= CHALLENGE =
What number of lines in the material contain the word "keys"? Give that number alone.

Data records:
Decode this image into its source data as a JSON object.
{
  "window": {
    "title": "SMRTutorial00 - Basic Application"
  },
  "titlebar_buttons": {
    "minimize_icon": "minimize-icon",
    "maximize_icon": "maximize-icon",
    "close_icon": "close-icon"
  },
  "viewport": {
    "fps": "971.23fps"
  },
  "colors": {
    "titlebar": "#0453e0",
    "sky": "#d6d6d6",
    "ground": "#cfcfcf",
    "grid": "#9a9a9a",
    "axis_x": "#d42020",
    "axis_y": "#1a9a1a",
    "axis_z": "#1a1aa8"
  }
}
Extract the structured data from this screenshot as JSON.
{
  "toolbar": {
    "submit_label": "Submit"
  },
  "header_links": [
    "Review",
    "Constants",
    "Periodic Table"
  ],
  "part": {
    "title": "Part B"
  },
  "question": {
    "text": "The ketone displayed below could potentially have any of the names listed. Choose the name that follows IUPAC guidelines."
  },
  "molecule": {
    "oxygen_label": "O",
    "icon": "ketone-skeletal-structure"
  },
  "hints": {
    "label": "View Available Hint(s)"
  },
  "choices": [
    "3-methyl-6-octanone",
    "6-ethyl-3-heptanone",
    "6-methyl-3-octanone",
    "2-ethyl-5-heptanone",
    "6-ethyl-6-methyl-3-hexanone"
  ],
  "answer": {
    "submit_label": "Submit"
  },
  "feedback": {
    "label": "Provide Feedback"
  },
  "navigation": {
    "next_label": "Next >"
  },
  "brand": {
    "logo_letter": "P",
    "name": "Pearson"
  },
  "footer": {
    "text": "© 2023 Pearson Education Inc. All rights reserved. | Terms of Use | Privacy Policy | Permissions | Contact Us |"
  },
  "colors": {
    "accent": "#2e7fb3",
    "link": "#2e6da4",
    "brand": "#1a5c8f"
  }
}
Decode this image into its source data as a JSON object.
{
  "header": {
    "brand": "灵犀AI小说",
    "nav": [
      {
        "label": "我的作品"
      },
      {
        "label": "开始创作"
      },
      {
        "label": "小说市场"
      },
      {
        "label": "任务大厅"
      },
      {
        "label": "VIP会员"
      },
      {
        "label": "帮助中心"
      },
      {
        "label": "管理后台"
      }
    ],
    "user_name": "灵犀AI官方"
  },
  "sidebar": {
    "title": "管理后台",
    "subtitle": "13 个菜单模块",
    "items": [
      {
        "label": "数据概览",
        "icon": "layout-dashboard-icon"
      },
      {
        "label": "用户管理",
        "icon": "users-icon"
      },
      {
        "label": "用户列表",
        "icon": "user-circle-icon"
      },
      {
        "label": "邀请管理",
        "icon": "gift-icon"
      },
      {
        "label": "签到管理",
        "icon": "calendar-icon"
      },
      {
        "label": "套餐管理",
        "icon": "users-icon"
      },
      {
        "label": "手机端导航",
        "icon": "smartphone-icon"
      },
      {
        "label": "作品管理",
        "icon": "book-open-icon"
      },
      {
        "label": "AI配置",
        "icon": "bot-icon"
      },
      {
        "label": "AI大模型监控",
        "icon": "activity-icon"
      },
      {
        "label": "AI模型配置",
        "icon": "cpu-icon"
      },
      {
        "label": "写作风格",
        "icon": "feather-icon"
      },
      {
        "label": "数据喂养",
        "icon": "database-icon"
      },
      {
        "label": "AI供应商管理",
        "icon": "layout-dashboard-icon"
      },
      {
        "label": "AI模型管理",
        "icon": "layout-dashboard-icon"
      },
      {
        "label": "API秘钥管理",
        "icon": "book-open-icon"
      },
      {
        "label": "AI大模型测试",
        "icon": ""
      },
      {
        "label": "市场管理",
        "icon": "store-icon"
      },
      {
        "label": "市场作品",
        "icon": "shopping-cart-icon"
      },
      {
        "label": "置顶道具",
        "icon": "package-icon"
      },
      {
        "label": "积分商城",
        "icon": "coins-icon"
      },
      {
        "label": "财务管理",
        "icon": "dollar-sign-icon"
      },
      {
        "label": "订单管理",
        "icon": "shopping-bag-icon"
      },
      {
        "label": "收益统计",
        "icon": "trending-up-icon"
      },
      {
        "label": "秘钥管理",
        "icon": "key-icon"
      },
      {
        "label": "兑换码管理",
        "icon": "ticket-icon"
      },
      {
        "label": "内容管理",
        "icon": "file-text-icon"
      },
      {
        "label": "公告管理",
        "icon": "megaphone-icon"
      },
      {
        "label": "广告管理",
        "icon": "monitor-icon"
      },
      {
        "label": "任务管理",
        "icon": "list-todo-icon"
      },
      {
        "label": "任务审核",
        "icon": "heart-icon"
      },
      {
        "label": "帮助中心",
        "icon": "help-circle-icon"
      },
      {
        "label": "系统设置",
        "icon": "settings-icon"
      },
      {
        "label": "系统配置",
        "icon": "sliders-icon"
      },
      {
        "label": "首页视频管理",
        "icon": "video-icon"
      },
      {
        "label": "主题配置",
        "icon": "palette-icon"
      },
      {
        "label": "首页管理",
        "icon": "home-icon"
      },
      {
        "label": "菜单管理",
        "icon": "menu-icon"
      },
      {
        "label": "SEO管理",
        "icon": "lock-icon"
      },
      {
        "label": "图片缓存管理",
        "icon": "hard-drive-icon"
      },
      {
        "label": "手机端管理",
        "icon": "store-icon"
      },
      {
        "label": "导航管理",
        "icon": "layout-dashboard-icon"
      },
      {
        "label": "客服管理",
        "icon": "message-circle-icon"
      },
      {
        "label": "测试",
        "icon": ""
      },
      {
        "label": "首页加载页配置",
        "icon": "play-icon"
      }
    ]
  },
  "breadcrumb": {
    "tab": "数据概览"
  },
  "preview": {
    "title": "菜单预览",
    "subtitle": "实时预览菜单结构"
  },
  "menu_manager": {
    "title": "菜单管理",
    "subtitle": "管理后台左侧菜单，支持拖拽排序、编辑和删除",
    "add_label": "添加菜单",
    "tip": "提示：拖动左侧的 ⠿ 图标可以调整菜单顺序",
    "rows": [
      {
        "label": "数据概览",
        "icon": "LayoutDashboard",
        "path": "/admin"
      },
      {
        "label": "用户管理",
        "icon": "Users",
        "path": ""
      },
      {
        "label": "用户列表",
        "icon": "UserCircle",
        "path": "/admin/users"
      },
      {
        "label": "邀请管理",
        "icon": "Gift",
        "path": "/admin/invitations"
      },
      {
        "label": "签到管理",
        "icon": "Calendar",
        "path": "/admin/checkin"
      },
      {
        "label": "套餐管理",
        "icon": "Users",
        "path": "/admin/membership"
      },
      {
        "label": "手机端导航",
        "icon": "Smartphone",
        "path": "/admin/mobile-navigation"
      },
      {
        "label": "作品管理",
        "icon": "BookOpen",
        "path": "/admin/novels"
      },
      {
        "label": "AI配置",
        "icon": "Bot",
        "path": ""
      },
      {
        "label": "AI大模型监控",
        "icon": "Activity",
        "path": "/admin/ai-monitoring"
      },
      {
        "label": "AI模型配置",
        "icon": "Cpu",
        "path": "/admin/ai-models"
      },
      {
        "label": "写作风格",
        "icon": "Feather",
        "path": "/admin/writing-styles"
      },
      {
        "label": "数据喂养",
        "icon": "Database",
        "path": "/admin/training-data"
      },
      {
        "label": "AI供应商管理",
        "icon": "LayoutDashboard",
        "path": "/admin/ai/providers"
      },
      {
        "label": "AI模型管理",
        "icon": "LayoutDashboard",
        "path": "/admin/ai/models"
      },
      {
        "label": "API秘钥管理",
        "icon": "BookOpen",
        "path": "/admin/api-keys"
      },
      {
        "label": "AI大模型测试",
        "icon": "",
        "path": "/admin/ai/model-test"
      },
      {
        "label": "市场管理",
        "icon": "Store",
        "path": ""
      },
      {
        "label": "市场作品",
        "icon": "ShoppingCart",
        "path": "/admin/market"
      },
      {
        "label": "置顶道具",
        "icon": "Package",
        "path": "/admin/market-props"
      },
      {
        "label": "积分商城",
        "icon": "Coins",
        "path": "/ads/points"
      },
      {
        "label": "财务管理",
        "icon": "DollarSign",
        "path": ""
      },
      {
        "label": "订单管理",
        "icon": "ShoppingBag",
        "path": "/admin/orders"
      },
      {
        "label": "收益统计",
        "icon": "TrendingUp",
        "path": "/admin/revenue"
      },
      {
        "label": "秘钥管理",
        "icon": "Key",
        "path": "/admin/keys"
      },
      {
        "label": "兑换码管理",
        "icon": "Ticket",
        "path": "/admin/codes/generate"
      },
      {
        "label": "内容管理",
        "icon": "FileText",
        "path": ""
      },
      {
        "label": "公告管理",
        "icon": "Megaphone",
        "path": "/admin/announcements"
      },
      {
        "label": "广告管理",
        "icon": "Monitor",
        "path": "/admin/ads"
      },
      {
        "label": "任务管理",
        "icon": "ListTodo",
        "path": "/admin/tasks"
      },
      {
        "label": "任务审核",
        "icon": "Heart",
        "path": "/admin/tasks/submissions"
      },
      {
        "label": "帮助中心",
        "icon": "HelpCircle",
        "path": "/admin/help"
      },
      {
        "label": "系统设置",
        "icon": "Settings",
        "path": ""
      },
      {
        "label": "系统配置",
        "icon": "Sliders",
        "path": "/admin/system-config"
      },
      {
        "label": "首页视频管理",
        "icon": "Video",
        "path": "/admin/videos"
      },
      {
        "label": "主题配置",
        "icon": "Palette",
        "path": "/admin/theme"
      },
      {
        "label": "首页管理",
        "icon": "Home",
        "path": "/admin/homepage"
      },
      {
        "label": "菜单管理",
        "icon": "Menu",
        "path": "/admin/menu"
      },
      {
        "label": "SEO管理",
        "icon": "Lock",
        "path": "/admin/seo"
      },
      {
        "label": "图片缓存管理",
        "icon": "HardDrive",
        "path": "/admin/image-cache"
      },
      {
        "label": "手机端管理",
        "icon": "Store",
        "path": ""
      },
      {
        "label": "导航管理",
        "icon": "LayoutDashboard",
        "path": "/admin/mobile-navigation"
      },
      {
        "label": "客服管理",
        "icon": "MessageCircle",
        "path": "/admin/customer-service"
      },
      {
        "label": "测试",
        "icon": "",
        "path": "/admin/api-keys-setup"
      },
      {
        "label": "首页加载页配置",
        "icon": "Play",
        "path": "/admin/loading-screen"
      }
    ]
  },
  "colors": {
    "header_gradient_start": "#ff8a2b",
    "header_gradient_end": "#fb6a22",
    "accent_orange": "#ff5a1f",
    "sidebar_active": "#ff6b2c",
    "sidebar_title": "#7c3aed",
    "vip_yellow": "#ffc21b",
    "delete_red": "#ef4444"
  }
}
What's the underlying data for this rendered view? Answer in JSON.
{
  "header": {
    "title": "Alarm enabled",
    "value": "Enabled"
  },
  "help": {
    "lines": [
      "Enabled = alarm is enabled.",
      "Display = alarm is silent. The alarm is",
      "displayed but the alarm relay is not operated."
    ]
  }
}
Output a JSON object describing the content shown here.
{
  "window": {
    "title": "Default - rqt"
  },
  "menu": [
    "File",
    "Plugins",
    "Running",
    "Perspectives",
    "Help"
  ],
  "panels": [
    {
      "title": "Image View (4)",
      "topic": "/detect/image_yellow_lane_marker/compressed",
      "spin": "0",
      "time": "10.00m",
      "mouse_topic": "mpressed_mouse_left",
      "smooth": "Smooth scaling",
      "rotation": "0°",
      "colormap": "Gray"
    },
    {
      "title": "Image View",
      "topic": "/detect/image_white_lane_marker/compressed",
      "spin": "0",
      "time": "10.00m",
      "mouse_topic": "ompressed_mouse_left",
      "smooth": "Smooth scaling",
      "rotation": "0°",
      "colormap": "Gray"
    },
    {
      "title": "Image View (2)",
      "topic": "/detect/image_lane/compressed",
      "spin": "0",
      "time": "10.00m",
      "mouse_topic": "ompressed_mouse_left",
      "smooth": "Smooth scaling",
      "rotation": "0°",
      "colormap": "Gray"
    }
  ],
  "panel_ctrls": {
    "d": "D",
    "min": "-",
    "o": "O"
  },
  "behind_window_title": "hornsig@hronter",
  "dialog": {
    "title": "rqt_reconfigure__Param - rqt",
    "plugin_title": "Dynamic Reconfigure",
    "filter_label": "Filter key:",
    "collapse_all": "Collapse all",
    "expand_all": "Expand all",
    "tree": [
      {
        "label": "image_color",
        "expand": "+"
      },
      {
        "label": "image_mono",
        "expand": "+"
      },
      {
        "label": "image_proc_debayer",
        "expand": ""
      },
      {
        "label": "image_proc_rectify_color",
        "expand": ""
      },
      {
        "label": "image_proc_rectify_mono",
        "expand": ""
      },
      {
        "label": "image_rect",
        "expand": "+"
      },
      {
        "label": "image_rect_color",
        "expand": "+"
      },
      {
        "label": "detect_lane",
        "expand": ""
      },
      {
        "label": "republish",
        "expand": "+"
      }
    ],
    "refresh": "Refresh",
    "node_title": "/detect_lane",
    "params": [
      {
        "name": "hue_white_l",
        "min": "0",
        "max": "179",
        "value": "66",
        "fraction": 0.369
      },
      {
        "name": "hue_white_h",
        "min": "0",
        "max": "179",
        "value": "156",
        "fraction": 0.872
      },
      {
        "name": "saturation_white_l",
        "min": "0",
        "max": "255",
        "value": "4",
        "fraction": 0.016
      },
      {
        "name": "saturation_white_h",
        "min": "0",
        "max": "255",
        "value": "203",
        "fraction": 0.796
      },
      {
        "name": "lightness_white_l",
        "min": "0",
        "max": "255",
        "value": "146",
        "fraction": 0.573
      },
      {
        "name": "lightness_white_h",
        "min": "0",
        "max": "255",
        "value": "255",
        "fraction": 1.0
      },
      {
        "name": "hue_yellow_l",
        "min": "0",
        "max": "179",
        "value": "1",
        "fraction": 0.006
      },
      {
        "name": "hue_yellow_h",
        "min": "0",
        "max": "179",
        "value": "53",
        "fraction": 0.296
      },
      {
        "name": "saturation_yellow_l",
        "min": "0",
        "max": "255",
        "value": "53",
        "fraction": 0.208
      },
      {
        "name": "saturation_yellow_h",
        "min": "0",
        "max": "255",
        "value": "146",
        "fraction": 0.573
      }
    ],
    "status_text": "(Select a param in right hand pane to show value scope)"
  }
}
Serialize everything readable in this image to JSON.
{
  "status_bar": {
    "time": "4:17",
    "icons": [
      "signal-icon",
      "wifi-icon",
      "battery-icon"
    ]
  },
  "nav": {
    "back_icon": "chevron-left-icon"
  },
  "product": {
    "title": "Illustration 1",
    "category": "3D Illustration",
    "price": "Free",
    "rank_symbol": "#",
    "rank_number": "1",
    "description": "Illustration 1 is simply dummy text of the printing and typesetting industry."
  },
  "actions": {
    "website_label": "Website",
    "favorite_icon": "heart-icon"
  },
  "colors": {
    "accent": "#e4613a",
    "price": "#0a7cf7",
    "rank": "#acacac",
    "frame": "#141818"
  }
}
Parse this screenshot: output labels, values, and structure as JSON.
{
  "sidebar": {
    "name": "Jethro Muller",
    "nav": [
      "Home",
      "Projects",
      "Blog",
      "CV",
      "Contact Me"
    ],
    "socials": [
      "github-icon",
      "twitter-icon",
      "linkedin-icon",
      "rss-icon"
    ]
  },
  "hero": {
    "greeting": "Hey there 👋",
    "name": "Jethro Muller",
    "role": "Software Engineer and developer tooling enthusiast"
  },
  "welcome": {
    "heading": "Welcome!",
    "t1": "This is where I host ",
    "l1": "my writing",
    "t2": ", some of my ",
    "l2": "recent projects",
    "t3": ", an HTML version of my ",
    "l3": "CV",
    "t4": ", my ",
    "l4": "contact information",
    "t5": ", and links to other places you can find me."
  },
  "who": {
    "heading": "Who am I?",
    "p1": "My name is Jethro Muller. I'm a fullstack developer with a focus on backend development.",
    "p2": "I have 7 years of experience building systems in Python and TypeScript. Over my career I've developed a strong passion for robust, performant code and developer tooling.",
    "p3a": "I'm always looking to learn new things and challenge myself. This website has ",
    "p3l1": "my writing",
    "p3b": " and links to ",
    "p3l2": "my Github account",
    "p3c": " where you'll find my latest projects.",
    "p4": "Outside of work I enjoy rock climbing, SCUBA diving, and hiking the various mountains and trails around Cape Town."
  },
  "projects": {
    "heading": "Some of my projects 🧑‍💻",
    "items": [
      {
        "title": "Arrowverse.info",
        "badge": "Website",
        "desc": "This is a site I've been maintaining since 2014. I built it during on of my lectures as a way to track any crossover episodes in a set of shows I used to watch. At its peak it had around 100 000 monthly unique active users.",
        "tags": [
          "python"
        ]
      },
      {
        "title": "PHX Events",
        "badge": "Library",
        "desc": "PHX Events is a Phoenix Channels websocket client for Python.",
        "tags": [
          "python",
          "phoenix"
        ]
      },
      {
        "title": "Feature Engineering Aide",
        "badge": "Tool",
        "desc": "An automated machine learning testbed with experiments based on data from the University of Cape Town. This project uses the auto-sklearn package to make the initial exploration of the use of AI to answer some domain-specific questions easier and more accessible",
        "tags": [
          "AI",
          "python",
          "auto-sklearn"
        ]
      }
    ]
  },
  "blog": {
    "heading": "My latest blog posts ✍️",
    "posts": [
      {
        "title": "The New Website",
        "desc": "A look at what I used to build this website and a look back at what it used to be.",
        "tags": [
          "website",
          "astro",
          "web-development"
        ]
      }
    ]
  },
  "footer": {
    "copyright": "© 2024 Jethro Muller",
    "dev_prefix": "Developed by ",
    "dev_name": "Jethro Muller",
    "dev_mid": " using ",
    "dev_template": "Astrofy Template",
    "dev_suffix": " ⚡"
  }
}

= OUTPUT BELOW =
3